### DIRECTIVE
Reproduce the records exactly.

====================

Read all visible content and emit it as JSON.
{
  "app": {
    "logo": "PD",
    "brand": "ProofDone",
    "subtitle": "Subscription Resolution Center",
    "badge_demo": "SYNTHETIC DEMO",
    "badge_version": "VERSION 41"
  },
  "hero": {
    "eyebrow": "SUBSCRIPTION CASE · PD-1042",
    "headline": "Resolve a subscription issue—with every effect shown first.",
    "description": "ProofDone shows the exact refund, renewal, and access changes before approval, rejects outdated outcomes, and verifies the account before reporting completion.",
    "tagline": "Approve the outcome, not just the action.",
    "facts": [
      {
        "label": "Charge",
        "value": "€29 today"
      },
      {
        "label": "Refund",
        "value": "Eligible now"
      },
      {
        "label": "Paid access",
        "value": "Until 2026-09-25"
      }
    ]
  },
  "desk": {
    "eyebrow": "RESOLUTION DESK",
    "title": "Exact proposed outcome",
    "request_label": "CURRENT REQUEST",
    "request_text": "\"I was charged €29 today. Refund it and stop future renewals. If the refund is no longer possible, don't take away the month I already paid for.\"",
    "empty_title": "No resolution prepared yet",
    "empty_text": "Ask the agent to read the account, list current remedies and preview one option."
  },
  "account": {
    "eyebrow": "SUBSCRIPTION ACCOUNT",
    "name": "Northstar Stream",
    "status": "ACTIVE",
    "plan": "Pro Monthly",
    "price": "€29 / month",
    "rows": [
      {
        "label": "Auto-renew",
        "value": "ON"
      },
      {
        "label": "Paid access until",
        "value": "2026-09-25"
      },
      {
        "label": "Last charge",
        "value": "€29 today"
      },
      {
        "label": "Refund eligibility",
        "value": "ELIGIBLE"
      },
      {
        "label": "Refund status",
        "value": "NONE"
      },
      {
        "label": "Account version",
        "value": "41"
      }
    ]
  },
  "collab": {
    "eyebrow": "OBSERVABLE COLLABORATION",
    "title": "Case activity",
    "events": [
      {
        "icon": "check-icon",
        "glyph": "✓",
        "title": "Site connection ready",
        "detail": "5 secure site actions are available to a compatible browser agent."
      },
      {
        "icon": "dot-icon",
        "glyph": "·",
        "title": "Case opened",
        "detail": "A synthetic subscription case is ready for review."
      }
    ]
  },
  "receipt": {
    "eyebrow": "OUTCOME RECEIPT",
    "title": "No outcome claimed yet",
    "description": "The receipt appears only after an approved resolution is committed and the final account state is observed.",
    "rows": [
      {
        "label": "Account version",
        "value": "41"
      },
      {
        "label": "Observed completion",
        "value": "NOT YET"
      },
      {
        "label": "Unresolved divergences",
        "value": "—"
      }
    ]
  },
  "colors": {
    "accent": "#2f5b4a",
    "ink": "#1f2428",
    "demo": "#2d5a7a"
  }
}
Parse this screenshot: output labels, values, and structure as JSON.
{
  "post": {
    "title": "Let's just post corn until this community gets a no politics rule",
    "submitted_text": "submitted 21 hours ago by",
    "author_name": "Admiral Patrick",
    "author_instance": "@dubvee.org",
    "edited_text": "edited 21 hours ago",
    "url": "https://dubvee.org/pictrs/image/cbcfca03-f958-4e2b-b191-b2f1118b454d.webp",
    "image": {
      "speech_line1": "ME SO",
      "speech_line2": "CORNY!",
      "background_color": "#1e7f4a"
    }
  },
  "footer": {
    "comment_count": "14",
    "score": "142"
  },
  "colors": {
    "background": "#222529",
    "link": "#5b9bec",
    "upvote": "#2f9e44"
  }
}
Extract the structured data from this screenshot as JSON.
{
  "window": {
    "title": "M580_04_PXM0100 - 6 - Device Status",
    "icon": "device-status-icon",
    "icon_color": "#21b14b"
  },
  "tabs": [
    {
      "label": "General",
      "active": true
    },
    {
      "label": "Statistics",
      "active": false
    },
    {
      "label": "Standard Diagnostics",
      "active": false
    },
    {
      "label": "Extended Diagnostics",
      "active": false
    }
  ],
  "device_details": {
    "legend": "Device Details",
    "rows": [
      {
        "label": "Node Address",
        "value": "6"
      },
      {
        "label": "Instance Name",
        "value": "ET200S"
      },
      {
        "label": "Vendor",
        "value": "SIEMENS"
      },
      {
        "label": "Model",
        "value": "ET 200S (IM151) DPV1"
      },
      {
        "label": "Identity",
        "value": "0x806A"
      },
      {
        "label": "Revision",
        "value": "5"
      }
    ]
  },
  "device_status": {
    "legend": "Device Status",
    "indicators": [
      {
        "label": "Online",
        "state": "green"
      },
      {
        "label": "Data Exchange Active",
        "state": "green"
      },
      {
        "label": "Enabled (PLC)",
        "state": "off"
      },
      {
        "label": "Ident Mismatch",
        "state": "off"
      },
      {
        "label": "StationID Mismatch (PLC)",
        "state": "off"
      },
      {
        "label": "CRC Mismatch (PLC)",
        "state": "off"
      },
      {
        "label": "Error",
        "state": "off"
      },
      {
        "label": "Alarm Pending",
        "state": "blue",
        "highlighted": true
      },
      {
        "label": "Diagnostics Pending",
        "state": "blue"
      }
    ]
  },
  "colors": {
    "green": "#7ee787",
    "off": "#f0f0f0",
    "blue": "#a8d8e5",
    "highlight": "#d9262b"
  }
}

====================

### EXERCISE SOLUTION
Read all visible content and emit it as JSON.
{
  "app": {
    "logo": "PD",
    "brand": "ProofDone",
    "subtitle": "Subscription Resolution Center",
    "badge_demo": "SYNTHETIC DEMO",
    "badge_version": "VERSION 41"
  },
  "hero": {
    "eyebrow": "SUBSCRIPTION CASE · PD-1042",
    "headline": "Resolve a subscription issue—with every effect shown first.",
    "description": "ProofDone shows the exact refund, renewal, and access changes before approval, rejects outdated outcomes, and verifies the account before reporting completion.",
    "tagline": "Approve the outcome, not just the action.",
    "facts": [
      {
        "label": "Charge",
        "value": "€29 today"
      },
      {
        "label": "Refund",
        "value": "Eligible now"
      },
      {
        "label": "Paid access",
        "value": "Until 2026-09-25"
      }
    ]
  },
  "desk": {
    "eyebrow": "RESOLUTION DESK",
    "title": "Exact proposed outcome",
    "request_label": "CURRENT REQUEST",
    "request_text": "\"I was charged €29 today. Refund it and stop future renewals. If the refund is no longer possible, don't take away the month I already paid for.\"",
    "empty_title": "No resolution prepared yet",
    "empty_text": "Ask the agent to read the account, list current remedies and preview one option."
  },
  "account": {
    "eyebrow": "SUBSCRIPTION ACCOUNT",
    "name": "Northstar Stream",
    "status": "ACTIVE",
    "plan": "Pro Monthly",
    "price": "€29 / month",
    "rows": [
      {
        "label": "Auto-renew",
        "value": "ON"
      },
      {
        "label": "Paid access until",
        "value": "2026-09-25"
      },
      {
        "label": "Last charge",
        "value": "€29 today"
      },
      {
        "label": "Refund eligibility",
        "value": "ELIGIBLE"
      },
      {
        "label": "Refund status",
        "value": "NONE"
      },
      {
        "label": "Account version",
        "value": "41"
      }
    ]
  },
  "collab": {
    "eyebrow": "OBSERVABLE COLLABORATION",
    "title": "Case activity",
    "events": [
      {
        "icon": "check-icon",
        "glyph": "✓",
        "title": "Site connection ready",
        "detail": "5 secure site actions are available to a compatible browser agent."
      },
      {
        "icon": "dot-icon",
        "glyph": "·",
        "title": "Case opened",
        "detail": "A synthetic subscription case is ready for review."
      }
    ]
  },
  "receipt": {
    "eyebrow": "OUTCOME RECEIPT",
    "title": "No outcome claimed yet",
    "description": "The receipt appears only after an approved resolution is committed and the final account state is observed.",
    "rows": [
      {
        "label": "Account version",
        "value": "41"
      },
      {
        "label": "Observed completion",
        "value": "NOT YET"
      },
      {
        "label": "Unresolved divergences",
        "value": "—"
      }
    ]
  },
  "colors": {
    "accent": "#2f5b4a",
    "ink": "#1f2428",
    "demo": "#2d5a7a"
  }
}
Parse this screenshot: output labels, values, and structure as JSON.
{
  "post": {
    "title": "Let's just post corn until this community gets a no politics rule",
    "submitted_text": "submitted 21 hours ago by",
    "author_name": "Admiral Patrick",
    "author_instance": "@dubvee.org",
    "edited_text": "edited 21 hours ago",
    "url": "https://dubvee.org/pictrs/image/cbcfca03-f958-4e2b-b191-b2f1118b454d.webp",
    "image": {
      "speech_line1": "ME SO",
      "speech_line2": "CORNY!",
      "background_color": "#1e7f4a"
    }
  },
  "footer": {
    "comment_count": "14",
    "score": "142"
  },
  "colors": {
    "background": "#222529",
    "link": "#5b9bec",
    "upvote": "#2f9e44"
  }
}
Extract the structured data from this screenshot as JSON.
{
  "window": {
    "title": "M580_04_PXM0100 - 6 - Device Status",
    "icon": "device-status-icon",
    "icon_color": "#21b14b"
  },
  "tabs": [
    {
      "label": "General",
      "active": true
    },
    {
      "label": "Statistics",
      "active": false
    },
    {
      "label": "Standard Diagnostics",
      "active": false
    },
    {
      "label": "Extended Diagnostics",
      "active": false
    }
  ],
  "device_details": {
    "legend": "Device Details",
    "rows": [
      {
        "label": "Node Address",
        "value": "6"
      },
      {
        "label": "Instance Name",
        "value": "ET200S"
      },
      {
        "label": "Vendor",
        "value": "SIEMENS"
      },
      {
        "label": "Model",
        "value": "ET 200S (IM151) DPV1"
      },
      {
        "label": "Identity",
        "value": "0x806A"
      },
      {
        "label": "Revision",
        "value": "5"
      }
    ]
  },
  "device_status": {
    "legend": "Device Status",
    "indicators": [
      {
        "label": "Online",
        "state": "green"
      },
      {
        "label": "Data Exchange Active",
        "state": "green"
      },
      {
        "label": "Enabled (PLC)",
        "state": "off"
      },
      {
        "label": "Ident Mismatch",
        "state": "off"
      },
      {
        "label": "StationID Mismatch (PLC)",
        "state": "off"
      },
      {
        "label": "CRC Mismatch (PLC)",
        "state": "off"
      },
      {
        "label": "Error",
        "state": "off"
      },
      {
        "label": "Alarm Pending",
        "state": "blue",
        "highlighted": true
      },
      {
        "label": "Diagnostics Pending",
        "state": "blue"
      }
    ]
  },
  "colors": {
    "green": "#7ee787",
    "off": "#f0f0f0",
    "blue": "#a8d8e5",
    "highlight": "#d9262b"
  }
}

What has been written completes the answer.